[Set exercise] Copy the guaranty of collection between "THIS GUARANTY OF" and "of the Lenders.", inclusive, swapping "August 30, 2010" for "September 15, 2010".

GUARANTY OF COLLECTION

 

THIS GUARANTY OF COLLECTION is made as of August 30, 2010 (this “Agreement”) by Lightstone Value Plus REIT, L.P., a Delaware limited partnership (the “Guarantor”), to and for the benefit of JPMorgan Chase Bank, N.A., as Administrative Agent (the “Agent”), each of the Lenders (as such term is defined in the Credit Agreement (as defined below)), and any of their respective successors and assigns with respect to the obligations of Simon Property Group, L.P., a Delaware limited partnership (the “Borrower”), in respect of the Loans (as hereinafter defined), and is acknowledged by the Agent, as representative acting on behalf of the Lenders.

[Data segment]
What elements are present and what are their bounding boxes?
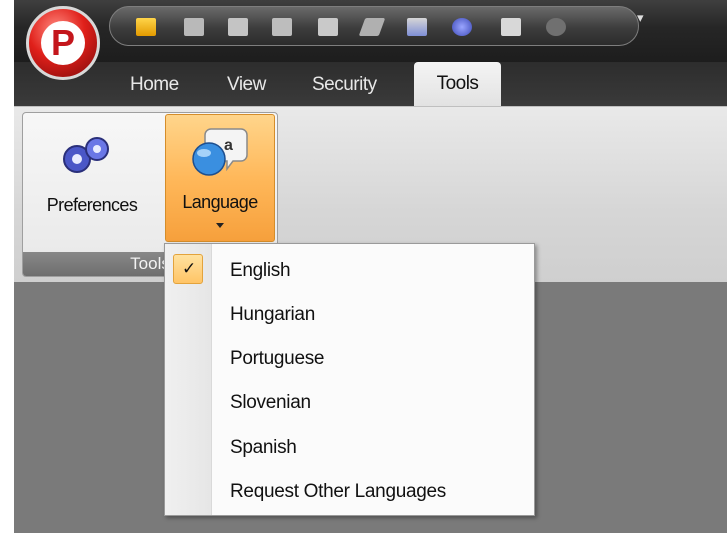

[Task output]
THIS GUARANTY OF COLLECTION is made as of September 15, 2010 (this “Agreement”) by Lightstone Value Plus REIT, L.P., a Delaware limited partnership (the “Guarantor”), to and for the benefit of JPMorgan Chase Bank, N.A., as Administrative Agent (the “Agent”), each of the Lenders (as such term is defined in the Credit Agreement (as defined below)), and any of their respective successors and assigns with respect to the obligations of Simon Property Group, L.P., a Delaware limited partnership (the “Borrower”), in respect of the Loans (as hereinafter defined), and is acknowledged by the Agent, as representative acting on behalf of the Lenders.